● What is required: Copy out every line of the material below word for word, leaving nothing out and changing nothing.

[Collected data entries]
──────

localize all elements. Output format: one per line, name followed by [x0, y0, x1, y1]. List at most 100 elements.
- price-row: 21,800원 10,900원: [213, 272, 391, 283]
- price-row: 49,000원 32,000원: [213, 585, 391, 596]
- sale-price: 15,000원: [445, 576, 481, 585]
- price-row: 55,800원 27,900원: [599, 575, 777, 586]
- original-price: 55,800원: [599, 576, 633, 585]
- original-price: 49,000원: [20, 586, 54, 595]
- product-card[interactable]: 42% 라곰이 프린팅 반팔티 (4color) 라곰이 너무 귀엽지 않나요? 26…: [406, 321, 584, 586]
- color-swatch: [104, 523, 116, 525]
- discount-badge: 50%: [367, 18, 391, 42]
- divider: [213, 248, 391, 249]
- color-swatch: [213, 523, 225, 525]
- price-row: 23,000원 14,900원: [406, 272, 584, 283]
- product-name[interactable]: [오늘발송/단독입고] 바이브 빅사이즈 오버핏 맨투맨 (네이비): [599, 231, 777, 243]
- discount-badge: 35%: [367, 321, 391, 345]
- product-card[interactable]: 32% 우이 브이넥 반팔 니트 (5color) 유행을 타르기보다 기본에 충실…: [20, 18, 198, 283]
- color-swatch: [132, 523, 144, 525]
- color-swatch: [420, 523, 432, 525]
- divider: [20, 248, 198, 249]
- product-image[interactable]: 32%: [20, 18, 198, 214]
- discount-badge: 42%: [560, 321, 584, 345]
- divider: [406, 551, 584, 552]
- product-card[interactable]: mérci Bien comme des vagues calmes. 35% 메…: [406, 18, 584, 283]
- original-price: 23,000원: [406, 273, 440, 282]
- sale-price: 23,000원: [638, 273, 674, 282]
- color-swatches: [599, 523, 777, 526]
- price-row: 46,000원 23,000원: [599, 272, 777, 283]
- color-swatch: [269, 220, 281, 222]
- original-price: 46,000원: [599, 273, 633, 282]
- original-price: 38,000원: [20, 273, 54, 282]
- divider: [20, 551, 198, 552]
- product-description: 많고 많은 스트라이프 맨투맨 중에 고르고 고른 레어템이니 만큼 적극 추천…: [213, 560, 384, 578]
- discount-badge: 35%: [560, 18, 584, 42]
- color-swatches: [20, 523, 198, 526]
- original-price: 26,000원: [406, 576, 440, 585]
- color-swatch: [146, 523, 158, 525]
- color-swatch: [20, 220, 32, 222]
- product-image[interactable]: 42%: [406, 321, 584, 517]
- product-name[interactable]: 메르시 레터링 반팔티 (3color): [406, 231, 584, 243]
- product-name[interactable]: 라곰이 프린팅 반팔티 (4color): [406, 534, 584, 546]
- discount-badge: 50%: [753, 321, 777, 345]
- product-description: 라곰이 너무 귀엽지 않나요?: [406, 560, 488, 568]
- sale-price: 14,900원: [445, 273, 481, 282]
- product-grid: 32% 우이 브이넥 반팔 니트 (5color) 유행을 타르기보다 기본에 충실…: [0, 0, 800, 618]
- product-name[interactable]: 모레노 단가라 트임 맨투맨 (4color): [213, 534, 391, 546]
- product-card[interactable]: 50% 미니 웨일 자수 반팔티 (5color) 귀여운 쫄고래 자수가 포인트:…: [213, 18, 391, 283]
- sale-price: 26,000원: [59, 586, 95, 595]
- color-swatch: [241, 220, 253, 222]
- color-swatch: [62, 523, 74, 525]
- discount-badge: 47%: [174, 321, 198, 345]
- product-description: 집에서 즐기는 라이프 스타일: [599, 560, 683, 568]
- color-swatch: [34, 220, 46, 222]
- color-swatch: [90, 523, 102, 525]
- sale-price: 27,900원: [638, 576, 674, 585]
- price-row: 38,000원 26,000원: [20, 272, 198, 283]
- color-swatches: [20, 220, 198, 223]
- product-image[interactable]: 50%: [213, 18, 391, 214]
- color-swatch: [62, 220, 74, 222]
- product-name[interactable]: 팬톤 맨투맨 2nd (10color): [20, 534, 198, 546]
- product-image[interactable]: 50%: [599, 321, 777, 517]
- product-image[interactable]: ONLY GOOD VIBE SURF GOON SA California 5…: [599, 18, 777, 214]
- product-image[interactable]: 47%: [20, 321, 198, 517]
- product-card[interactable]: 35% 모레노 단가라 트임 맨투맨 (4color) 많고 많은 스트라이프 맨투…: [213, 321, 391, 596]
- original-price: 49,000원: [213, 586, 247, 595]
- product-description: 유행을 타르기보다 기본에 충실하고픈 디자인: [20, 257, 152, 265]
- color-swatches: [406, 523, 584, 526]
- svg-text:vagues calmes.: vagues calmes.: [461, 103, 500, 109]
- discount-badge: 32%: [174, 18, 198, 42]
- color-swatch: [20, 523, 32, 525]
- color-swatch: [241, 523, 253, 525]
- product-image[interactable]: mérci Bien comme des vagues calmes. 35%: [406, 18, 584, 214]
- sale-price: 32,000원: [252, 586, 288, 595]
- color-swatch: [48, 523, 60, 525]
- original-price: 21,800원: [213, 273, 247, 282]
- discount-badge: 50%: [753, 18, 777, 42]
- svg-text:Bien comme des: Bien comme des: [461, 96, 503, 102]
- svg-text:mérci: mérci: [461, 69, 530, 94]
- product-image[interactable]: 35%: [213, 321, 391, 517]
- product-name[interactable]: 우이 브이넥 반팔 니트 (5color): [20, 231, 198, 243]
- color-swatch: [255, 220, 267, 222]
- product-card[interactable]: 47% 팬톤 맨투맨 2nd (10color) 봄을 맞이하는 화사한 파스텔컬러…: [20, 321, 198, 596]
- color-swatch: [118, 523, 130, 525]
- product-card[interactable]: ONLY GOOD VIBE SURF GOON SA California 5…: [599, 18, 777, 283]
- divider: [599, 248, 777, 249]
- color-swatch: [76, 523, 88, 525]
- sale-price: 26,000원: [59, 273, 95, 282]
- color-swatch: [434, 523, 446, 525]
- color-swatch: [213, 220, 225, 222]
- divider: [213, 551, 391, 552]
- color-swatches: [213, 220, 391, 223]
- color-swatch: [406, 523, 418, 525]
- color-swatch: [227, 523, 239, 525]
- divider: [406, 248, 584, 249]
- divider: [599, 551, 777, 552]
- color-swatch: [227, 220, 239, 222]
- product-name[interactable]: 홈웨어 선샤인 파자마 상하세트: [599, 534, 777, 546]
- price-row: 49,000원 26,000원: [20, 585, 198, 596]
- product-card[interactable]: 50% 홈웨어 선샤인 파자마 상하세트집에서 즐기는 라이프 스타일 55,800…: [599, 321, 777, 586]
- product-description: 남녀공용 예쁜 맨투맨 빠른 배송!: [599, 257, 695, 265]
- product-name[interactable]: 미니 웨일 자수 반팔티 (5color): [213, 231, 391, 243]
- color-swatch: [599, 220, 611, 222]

──────

● Exercise answer:
localize all elements. Output format: one per line, name followed by [x0, y0, x1, y1]. List at most 100 elements.
- price-row: 21,800원 10,900원: [213, 272, 391, 283]
- price-row: 49,000원 32,000원: [213, 585, 391, 596]
- sale-price: 15,000원: [445, 576, 481, 585]
- price-row: 55,800원 27,900원: [599, 575, 777, 586]
- original-price: 55,800원: [599, 576, 633, 585]
- original-price: 49,000원: [20, 586, 54, 595]
- product-card[interactable]: 42% 라곰이 프린팅 반팔티 (4color) 라곰이 너무 귀엽지 않나요? 26…: [406, 321, 584, 586]
- color-swatch: [104, 523, 116, 525]
- discount-badge: 50%: [367, 18, 391, 42]
- divider: [213, 248, 391, 249]
- color-swatch: [213, 523, 225, 525]
- price-row: 23,000원 14,900원: [406, 272, 584, 283]
- product-name[interactable]: [오늘발송/단독입고] 바이브 빅사이즈 오버핏 맨투맨 (네이비): [599, 231, 777, 243]
- discount-badge: 35%: [367, 321, 391, 345]
- product-card[interactable]: 32% 우이 브이넥 반팔 니트 (5color) 유행을 타르기보다 기본에 충실…: [20, 18, 198, 283]
- color-swatch: [132, 523, 144, 525]
- color-swatch: [420, 523, 432, 525]
- divider: [20, 248, 198, 249]
- product-image[interactable]: 32%: [20, 18, 198, 214]
- discount-badge: 42%: [560, 321, 584, 345]
- divider: [406, 551, 584, 552]
- product-card[interactable]: mérci Bien comme des vagues calmes. 35% 메…: [406, 18, 584, 283]
- original-price: 23,000원: [406, 273, 440, 282]
- sale-price: 23,000원: [638, 273, 674, 282]
- color-swatches: [599, 523, 777, 526]
- price-row: 46,000원 23,000원: [599, 272, 777, 283]
- color-swatch: [269, 220, 281, 222]
- original-price: 46,000원: [599, 273, 633, 282]
- original-price: 38,000원: [20, 273, 54, 282]
- divider: [20, 551, 198, 552]
- product-description: 많고 많은 스트라이프 맨투맨 중에 고르고 고른 레어템이니 만큼 적극 추천…: [213, 560, 384, 578]
- discount-badge: 35%: [560, 18, 584, 42]
- color-swatches: [20, 523, 198, 526]
- original-price: 26,000원: [406, 576, 440, 585]
- color-swatch: [146, 523, 158, 525]
- color-swatch: [20, 220, 32, 222]
- product-image[interactable]: 42%: [406, 321, 584, 517]
- product-name[interactable]: 메르시 레터링 반팔티 (3color): [406, 231, 584, 243]
- product-name[interactable]: 라곰이 프린팅 반팔티 (4color): [406, 534, 584, 546]
- discount-badge: 50%: [753, 321, 777, 345]
- product-description: 라곰이 너무 귀엽지 않나요?: [406, 560, 488, 568]
- sale-price: 14,900원: [445, 273, 481, 282]
- product-grid: 32% 우이 브이넥 반팔 니트 (5color) 유행을 타르기보다 기본에 충실…: [0, 0, 800, 618]
- product-name[interactable]: 모레노 단가라 트임 맨투맨 (4color): [213, 534, 391, 546]
- product-card[interactable]: 50% 미니 웨일 자수 반팔티 (5color) 귀여운 쫄고래 자수가 포인트:…: [213, 18, 391, 283]
- sale-price: 26,000원: [59, 586, 95, 595]
- color-swatch: [241, 220, 253, 222]
- color-swatch: [62, 523, 74, 525]
- discount-badge: 47%: [174, 321, 198, 345]
- product-description: 집에서 즐기는 라이프 스타일: [599, 560, 683, 568]
- color-swatch: [34, 220, 46, 222]
- color-swatch: [90, 523, 102, 525]
- sale-price: 27,900원: [638, 576, 674, 585]
- price-row: 38,000원 26,000원: [20, 272, 198, 283]
- color-swatches: [20, 220, 198, 223]
- product-image[interactable]: 50%: [213, 18, 391, 214]
- color-swatch: [62, 220, 74, 222]
- product-name[interactable]: 팬톤 맨투맨 2nd (10color): [20, 534, 198, 546]
- product-image[interactable]: 50%: [599, 321, 777, 517]
- product-image[interactable]: ONLY GOOD VIBE SURF GOON SA California 5…: [599, 18, 777, 214]
- product-image[interactable]: 47%: [20, 321, 198, 517]
- product-card[interactable]: 35% 모레노 단가라 트임 맨투맨 (4color) 많고 많은 스트라이프 맨투…: [213, 321, 391, 596]
- original-price: 49,000원: [213, 586, 247, 595]
- product-description: 유행을 타르기보다 기본에 충실하고픈 디자인: [20, 257, 152, 265]
- color-swatches: [406, 523, 584, 526]
- svg-text:vagues calmes.: vagues calmes.: [461, 103, 500, 109]
- discount-badge: 32%: [174, 18, 198, 42]
- color-swatch: [20, 523, 32, 525]
- color-swatch: [241, 523, 253, 525]
- product-image[interactable]: mérci Bien comme des vagues calmes. 35%: [406, 18, 584, 214]
- sale-price: 32,000원: [252, 586, 288, 595]
- color-swatch: [48, 523, 60, 525]
- original-price: 21,800원: [213, 273, 247, 282]
- discount-badge: 50%: [753, 18, 777, 42]
- svg-text:Bien comme des: Bien comme des: [461, 96, 503, 102]
- svg-text:mérci: mérci: [461, 69, 530, 94]
- product-image[interactable]: 35%: [213, 321, 391, 517]
- product-name[interactable]: 우이 브이넥 반팔 니트 (5color): [20, 231, 198, 243]
- color-swatch: [255, 220, 267, 222]
- product-card[interactable]: 47% 팬톤 맨투맨 2nd (10color) 봄을 맞이하는 화사한 파스텔컬러…: [20, 321, 198, 596]
- color-swatch: [118, 523, 130, 525]
- product-card[interactable]: ONLY GOOD VIBE SURF GOON SA California 5…: [599, 18, 777, 283]
- divider: [599, 248, 777, 249]
- color-swatch: [76, 523, 88, 525]
- sale-price: 26,000원: [59, 273, 95, 282]
- color-swatch: [434, 523, 446, 525]
- color-swatch: [213, 220, 225, 222]
- divider: [213, 551, 391, 552]
- color-swatches: [213, 220, 391, 223]
- color-swatch: [406, 523, 418, 525]
- color-swatch: [227, 523, 239, 525]
- divider: [406, 248, 584, 249]
- divider: [599, 551, 777, 552]
- color-swatch: [227, 220, 239, 222]
- product-name[interactable]: 홈웨어 선샤인 파자마 상하세트: [599, 534, 777, 546]
- price-row: 49,000원 26,000원: [20, 585, 198, 596]
- product-card[interactable]: 50% 홈웨어 선샤인 파자마 상하세트집에서 즐기는 라이프 스타일 55,800…: [599, 321, 777, 586]
- product-description: 남녀공용 예쁜 맨투맨 빠른 배송!: [599, 257, 695, 265]
- product-name[interactable]: 미니 웨일 자수 반팔티 (5color): [213, 231, 391, 243]
- color-swatch: [599, 220, 611, 222]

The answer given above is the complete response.